▶ [WRITTEN PROBLEM]
Transcribe all the records exactly and omit any images they hold.

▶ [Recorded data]
<<<<

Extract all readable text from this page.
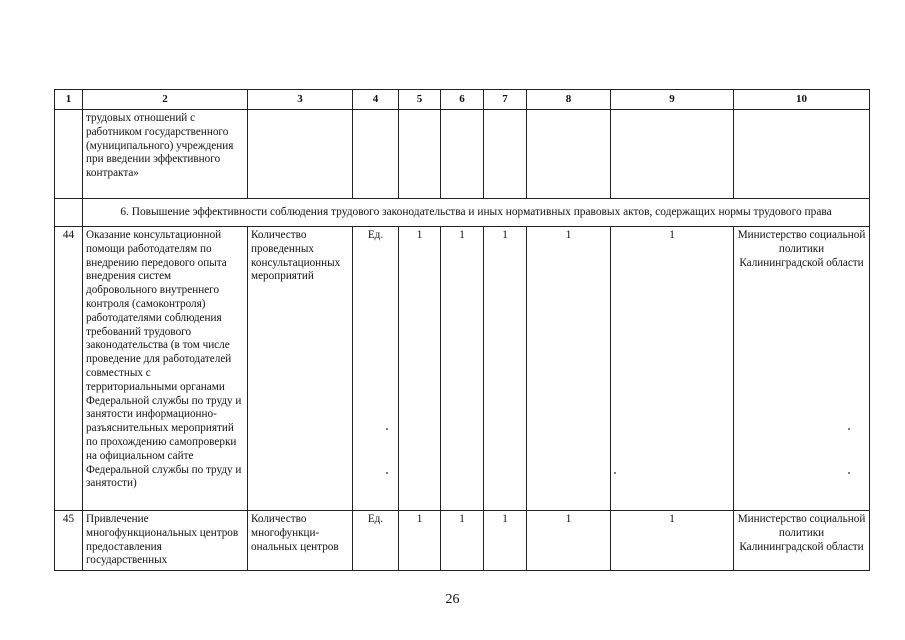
1	2	3	4	5	6	7	8	9	10
	трудовых отношений с работником государственного (муниципального) учреждения при введении эффективного контракта»								
	6. Повышение эффективности соблюдения трудового законодательства и иных нормативных правовых актов, содержащих нормы трудового права								
44	Оказание консультационной помощи работодателям по внедрению передового опыта внедрения систем добровольного внутреннего контроля (самоконтроля) работодателями соблюдения требований трудового законодательства (в том числе проведение для работодателей совместных с территориальными органами Федеральной службы по труду и занятости информационно-разъяснительных мероприятий по прохождению самопроверки на официальном сайте Федеральной службы по труду и занятости)	Количество проведенных консультационных мероприятий	Ед.	1	1	1	1	1	Министерство социальной политики Калининградской области
45	Привлечение многофункциональных центров предоставления государственных	Количество многофункци-ональных центров	Ед.	1	1	1	1	1	Министерство социальной политики Калининградской области
26
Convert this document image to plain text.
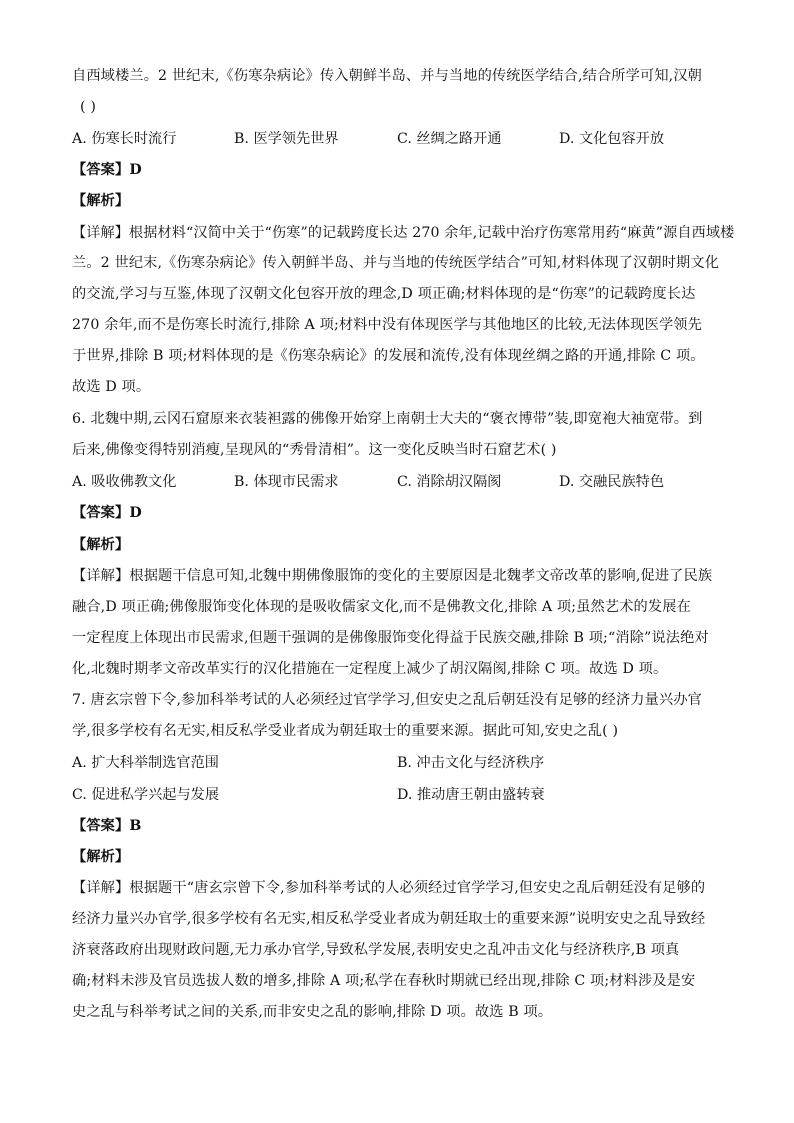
自西域楼兰。2 世纪末,《伤寒杂病论》传入朝鲜半岛、并与当地的传统医学结合,结合所学可知,汉朝
( )
A. 伤寒长时流行	B. 医学领先世界	C. 丝绸之路开通	D. 文化包容开放
【答案】D
【解析】
【详解】根据材料“汉简中关于“伤寒”的记载跨度长达 270 余年,记载中治疗伤寒常用药“麻黄”源自西域楼
兰。2 世纪末,《伤寒杂病论》传入朝鲜半岛、并与当地的传统医学结合”可知,材料体现了汉朝时期文化
的交流,学习与互鉴,体现了汉朝文化包容开放的理念,D 项正确;材料体现的是“伤寒”的记载跨度长达
270 余年,而不是伤寒长时流行,排除 A 项;材料中没有体现医学与其他地区的比较,无法体现医学领先
于世界,排除 B 项;材料体现的是《伤寒杂病论》的发展和流传,没有体现丝绸之路的开通,排除 C 项。
故选 D 项。
6. 北魏中期,云冈石窟原来衣装袒露的佛像开始穿上南朝士大夫的“褒衣博带”装,即宽袍大袖宽带。到
后来,佛像变得特别消瘦,呈现风的“秀骨清相”。这一变化反映当时石窟艺术( )
A. 吸收佛教文化	B. 体现市民需求	C. 消除胡汉隔阂	D. 交融民族特色
【答案】D
【解析】
【详解】根据题干信息可知,北魏中期佛像服饰的变化的主要原因是北魏孝文帝改革的影响,促进了民族
融合,D 项正确;佛像服饰变化体现的是吸收儒家文化,而不是佛教文化,排除 A 项;虽然艺术的发展在
一定程度上体现出市民需求,但题干强调的是佛像服饰变化得益于民族交融,排除 B 项;“消除”说法绝对
化,北魏时期孝文帝改革实行的汉化措施在一定程度上减少了胡汉隔阂,排除 C 项。故选 D 项。
7. 唐玄宗曾下令,参加科举考试的人必须经过官学学习,但安史之乱后朝廷没有足够的经济力量兴办官
学,很多学校有名无实,相反私学受业者成为朝廷取士的重要来源。据此可知,安史之乱( )
A. 扩大科举制选官范围	B. 冲击文化与经济秩序
C. 促进私学兴起与发展	D. 推动唐王朝由盛转衰
【答案】B
【解析】
【详解】根据题干“唐玄宗曾下令,参加科举考试的人必须经过官学学习,但安史之乱后朝廷没有足够的
经济力量兴办官学,很多学校有名无实,相反私学受业者成为朝廷取士的重要来源”说明安史之乱导致经
济衰落政府出现财政问题,无力承办官学,导致私学发展,表明安史之乱冲击文化与经济秩序,B 项真
确;材料未涉及官员选拔人数的增多,排除 A 项;私学在春秋时期就已经出现,排除 C 项;材料涉及是安
史之乱与科举考试之间的关系,而非安史之乱的影响,排除 D 项。故选 B 项。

>>>>

▶ [THE RESPONSE]
Extract all readable text from this page.
1	2	3	4	5	6	7	8	9	10
	трудовых отношений с работником государственного (муниципального) учреждения при введении эффективного контракта»								
	6. Повышение эффективности соблюдения трудового законодательства и иных нормативных правовых актов, содержащих нормы трудового права								
44	Оказание консультационной помощи работодателям по внедрению передового опыта внедрения систем добровольного внутреннего контроля (самоконтроля) работодателями соблюдения требований трудового законодательства (в том числе проведение для работодателей совместных с территориальными органами Федеральной службы по труду и занятости информационно-разъяснительных мероприятий по прохождению самопроверки на официальном сайте Федеральной службы по труду и занятости)	Количество проведенных консультационных мероприятий	Ед.	1	1	1	1	1	Министерство социальной политики Калининградской области
45	Привлечение многофункциональных центров предоставления государственных	Количество многофункци-ональных центров	Ед.	1	1	1	1	1	Министерство социальной политики Калининградской области
26
Convert this document image to plain text.
自西域楼兰。2 世纪末,《伤寒杂病论》传入朝鲜半岛、并与当地的传统医学结合,结合所学可知,汉朝
( )
A. 伤寒长时流行	B. 医学领先世界	C. 丝绸之路开通	D. 文化包容开放
【答案】D
【解析】
【详解】根据材料“汉简中关于“伤寒”的记载跨度长达 270 余年,记载中治疗伤寒常用药“麻黄”源自西域楼
兰。2 世纪末,《伤寒杂病论》传入朝鲜半岛、并与当地的传统医学结合”可知,材料体现了汉朝时期文化
的交流,学习与互鉴,体现了汉朝文化包容开放的理念,D 项正确;材料体现的是“伤寒”的记载跨度长达
270 余年,而不是伤寒长时流行,排除 A 项;材料中没有体现医学与其他地区的比较,无法体现医学领先
于世界,排除 B 项;材料体现的是《伤寒杂病论》的发展和流传,没有体现丝绸之路的开通,排除 C 项。
故选 D 项。
6. 北魏中期,云冈石窟原来衣装袒露的佛像开始穿上南朝士大夫的“褒衣博带”装,即宽袍大袖宽带。到
后来,佛像变得特别消瘦,呈现风的“秀骨清相”。这一变化反映当时石窟艺术( )
A. 吸收佛教文化	B. 体现市民需求	C. 消除胡汉隔阂	D. 交融民族特色
【答案】D
【解析】
【详解】根据题干信息可知,北魏中期佛像服饰的变化的主要原因是北魏孝文帝改革的影响,促进了民族
融合,D 项正确;佛像服饰变化体现的是吸收儒家文化,而不是佛教文化,排除 A 项;虽然艺术的发展在
一定程度上体现出市民需求,但题干强调的是佛像服饰变化得益于民族交融,排除 B 项;“消除”说法绝对
化,北魏时期孝文帝改革实行的汉化措施在一定程度上减少了胡汉隔阂,排除 C 项。故选 D 项。
7. 唐玄宗曾下令,参加科举考试的人必须经过官学学习,但安史之乱后朝廷没有足够的经济力量兴办官
学,很多学校有名无实,相反私学受业者成为朝廷取士的重要来源。据此可知,安史之乱( )
A. 扩大科举制选官范围	B. 冲击文化与经济秩序
C. 促进私学兴起与发展	D. 推动唐王朝由盛转衰
【答案】B
【解析】
【详解】根据题干“唐玄宗曾下令,参加科举考试的人必须经过官学学习,但安史之乱后朝廷没有足够的
经济力量兴办官学,很多学校有名无实,相反私学受业者成为朝廷取士的重要来源”说明安史之乱导致经
济衰落政府出现财政问题,无力承办官学,导致私学发展,表明安史之乱冲击文化与经济秩序,B 项真
确;材料未涉及官员选拔人数的增多,排除 A 项;私学在春秋时期就已经出现,排除 C 项;材料涉及是安
史之乱与科举考试之间的关系,而非安史之乱的影响,排除 D 项。故选 B 项。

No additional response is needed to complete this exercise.